Make an exact copy of all the material below, apart from the pictures.

*RECORD SET:*

——————————

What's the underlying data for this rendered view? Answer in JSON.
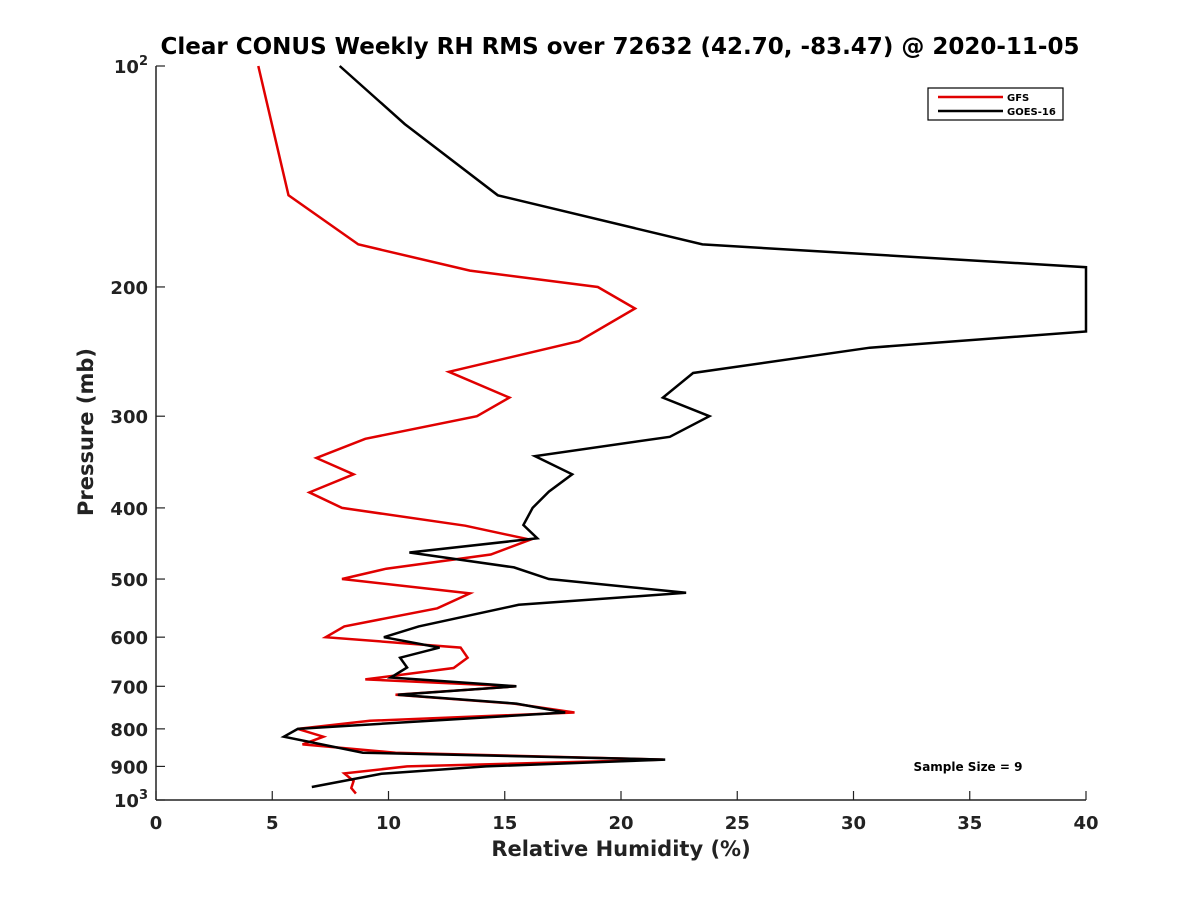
{
  "chart_data": {
    "type": "line",
    "title": "Clear CONUS Weekly RH RMS over 72632 (42.70, -83.47) @ 2020-11-05",
    "xlabel": "Relative Humidity (%)",
    "ylabel": "Pressure (mb)",
    "xlim": [
      0,
      40
    ],
    "ylim": [
      1000,
      100
    ],
    "y_scale": "log",
    "y_reversed": true,
    "x_ticks": [
      0,
      5,
      10,
      15,
      20,
      25,
      30,
      35,
      40
    ],
    "y_ticks": [
      {
        "value": 100,
        "label": "10",
        "sup": "2"
      },
      {
        "value": 200,
        "label": "200",
        "sup": ""
      },
      {
        "value": 300,
        "label": "300",
        "sup": ""
      },
      {
        "value": 400,
        "label": "400",
        "sup": ""
      },
      {
        "value": 500,
        "label": "500",
        "sup": ""
      },
      {
        "value": 600,
        "label": "600",
        "sup": ""
      },
      {
        "value": 700,
        "label": "700",
        "sup": ""
      },
      {
        "value": 800,
        "label": "800",
        "sup": ""
      },
      {
        "value": 900,
        "label": "900",
        "sup": ""
      },
      {
        "value": 1000,
        "label": "10",
        "sup": "3"
      }
    ],
    "grid": false,
    "legend_position": "top-right",
    "annotation": "Sample Size = 9",
    "series": [
      {
        "name": "GFS",
        "color": "#e00000",
        "points": [
          [
            4.4,
            100
          ],
          [
            5.7,
            150
          ],
          [
            8.7,
            175
          ],
          [
            13.5,
            190
          ],
          [
            19.0,
            200
          ],
          [
            20.6,
            214
          ],
          [
            18.2,
            237
          ],
          [
            12.6,
            261
          ],
          [
            15.2,
            283
          ],
          [
            13.8,
            300
          ],
          [
            9.0,
            322
          ],
          [
            6.9,
            342
          ],
          [
            8.5,
            360
          ],
          [
            6.6,
            381
          ],
          [
            8.0,
            400
          ],
          [
            13.3,
            423
          ],
          [
            16.1,
            442
          ],
          [
            14.4,
            463
          ],
          [
            9.9,
            484
          ],
          [
            8.0,
            500
          ],
          [
            13.5,
            523
          ],
          [
            12.1,
            548
          ],
          [
            8.1,
            580
          ],
          [
            7.3,
            600
          ],
          [
            13.1,
            620
          ],
          [
            13.4,
            640
          ],
          [
            12.8,
            661
          ],
          [
            9.0,
            685
          ],
          [
            15.5,
            700
          ],
          [
            10.3,
            719
          ],
          [
            15.4,
            739
          ],
          [
            18.0,
            760
          ],
          [
            9.2,
            780
          ],
          [
            6.1,
            800
          ],
          [
            7.2,
            820
          ],
          [
            6.3,
            840
          ],
          [
            10.3,
            862
          ],
          [
            21.8,
            881
          ],
          [
            10.8,
            900
          ],
          [
            8.1,
            920
          ],
          [
            8.5,
            942
          ],
          [
            8.4,
            963
          ],
          [
            8.6,
            980
          ]
        ]
      },
      {
        "name": "GOES-16",
        "color": "#000000",
        "points": [
          [
            7.9,
            100
          ],
          [
            10.7,
            120
          ],
          [
            14.7,
            150
          ],
          [
            23.5,
            175
          ],
          [
            40.0,
            188
          ],
          [
            40.0,
            230
          ],
          [
            30.7,
            242
          ],
          [
            23.1,
            262
          ],
          [
            21.8,
            283
          ],
          [
            23.8,
            300
          ],
          [
            22.1,
            320
          ],
          [
            16.3,
            340
          ],
          [
            17.9,
            360
          ],
          [
            16.9,
            380
          ],
          [
            16.2,
            400
          ],
          [
            15.8,
            422
          ],
          [
            16.4,
            440
          ],
          [
            10.9,
            460
          ],
          [
            15.4,
            482
          ],
          [
            16.9,
            500
          ],
          [
            22.8,
            522
          ],
          [
            15.6,
            542
          ],
          [
            11.3,
            580
          ],
          [
            9.8,
            600
          ],
          [
            12.2,
            620
          ],
          [
            10.5,
            640
          ],
          [
            10.8,
            660
          ],
          [
            10.1,
            681
          ],
          [
            15.5,
            700
          ],
          [
            10.4,
            719
          ],
          [
            15.5,
            739
          ],
          [
            17.6,
            760
          ],
          [
            6.1,
            800
          ],
          [
            5.5,
            820
          ],
          [
            8.9,
            862
          ],
          [
            21.9,
            881
          ],
          [
            14.2,
            900
          ],
          [
            9.7,
            921
          ],
          [
            6.7,
            960
          ]
        ]
      }
    ]
  }
}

——————————

*SOLUTION BELOW:*
What's the underlying data for this rendered view? Answer in JSON.
{
  "chart_data": {
    "type": "line",
    "title": "Clear CONUS Weekly RH RMS over 72632 (42.70, -83.47) @ 2020-11-05",
    "xlabel": "Relative Humidity (%)",
    "ylabel": "Pressure (mb)",
    "xlim": [
      0,
      40
    ],
    "ylim": [
      1000,
      100
    ],
    "y_scale": "log",
    "y_reversed": true,
    "x_ticks": [
      0,
      5,
      10,
      15,
      20,
      25,
      30,
      35,
      40
    ],
    "y_ticks": [
      {
        "value": 100,
        "label": "10",
        "sup": "2"
      },
      {
        "value": 200,
        "label": "200",
        "sup": ""
      },
      {
        "value": 300,
        "label": "300",
        "sup": ""
      },
      {
        "value": 400,
        "label": "400",
        "sup": ""
      },
      {
        "value": 500,
        "label": "500",
        "sup": ""
      },
      {
        "value": 600,
        "label": "600",
        "sup": ""
      },
      {
        "value": 700,
        "label": "700",
        "sup": ""
      },
      {
        "value": 800,
        "label": "800",
        "sup": ""
      },
      {
        "value": 900,
        "label": "900",
        "sup": ""
      },
      {
        "value": 1000,
        "label": "10",
        "sup": "3"
      }
    ],
    "grid": false,
    "legend_position": "top-right",
    "annotation": "Sample Size = 9",
    "series": [
      {
        "name": "GFS",
        "color": "#e00000",
        "points": [
          [
            4.4,
            100
          ],
          [
            5.7,
            150
          ],
          [
            8.7,
            175
          ],
          [
            13.5,
            190
          ],
          [
            19.0,
            200
          ],
          [
            20.6,
            214
          ],
          [
            18.2,
            237
          ],
          [
            12.6,
            261
          ],
          [
            15.2,
            283
          ],
          [
            13.8,
            300
          ],
          [
            9.0,
            322
          ],
          [
            6.9,
            342
          ],
          [
            8.5,
            360
          ],
          [
            6.6,
            381
          ],
          [
            8.0,
            400
          ],
          [
            13.3,
            423
          ],
          [
            16.1,
            442
          ],
          [
            14.4,
            463
          ],
          [
            9.9,
            484
          ],
          [
            8.0,
            500
          ],
          [
            13.5,
            523
          ],
          [
            12.1,
            548
          ],
          [
            8.1,
            580
          ],
          [
            7.3,
            600
          ],
          [
            13.1,
            620
          ],
          [
            13.4,
            640
          ],
          [
            12.8,
            661
          ],
          [
            9.0,
            685
          ],
          [
            15.5,
            700
          ],
          [
            10.3,
            719
          ],
          [
            15.4,
            739
          ],
          [
            18.0,
            760
          ],
          [
            9.2,
            780
          ],
          [
            6.1,
            800
          ],
          [
            7.2,
            820
          ],
          [
            6.3,
            840
          ],
          [
            10.3,
            862
          ],
          [
            21.8,
            881
          ],
          [
            10.8,
            900
          ],
          [
            8.1,
            920
          ],
          [
            8.5,
            942
          ],
          [
            8.4,
            963
          ],
          [
            8.6,
            980
          ]
        ]
      },
      {
        "name": "GOES-16",
        "color": "#000000",
        "points": [
          [
            7.9,
            100
          ],
          [
            10.7,
            120
          ],
          [
            14.7,
            150
          ],
          [
            23.5,
            175
          ],
          [
            40.0,
            188
          ],
          [
            40.0,
            230
          ],
          [
            30.7,
            242
          ],
          [
            23.1,
            262
          ],
          [
            21.8,
            283
          ],
          [
            23.8,
            300
          ],
          [
            22.1,
            320
          ],
          [
            16.3,
            340
          ],
          [
            17.9,
            360
          ],
          [
            16.9,
            380
          ],
          [
            16.2,
            400
          ],
          [
            15.8,
            422
          ],
          [
            16.4,
            440
          ],
          [
            10.9,
            460
          ],
          [
            15.4,
            482
          ],
          [
            16.9,
            500
          ],
          [
            22.8,
            522
          ],
          [
            15.6,
            542
          ],
          [
            11.3,
            580
          ],
          [
            9.8,
            600
          ],
          [
            12.2,
            620
          ],
          [
            10.5,
            640
          ],
          [
            10.8,
            660
          ],
          [
            10.1,
            681
          ],
          [
            15.5,
            700
          ],
          [
            10.4,
            719
          ],
          [
            15.5,
            739
          ],
          [
            17.6,
            760
          ],
          [
            6.1,
            800
          ],
          [
            5.5,
            820
          ],
          [
            8.9,
            862
          ],
          [
            21.9,
            881
          ],
          [
            14.2,
            900
          ],
          [
            9.7,
            921
          ],
          [
            6.7,
            960
          ]
        ]
      }
    ]
  }
}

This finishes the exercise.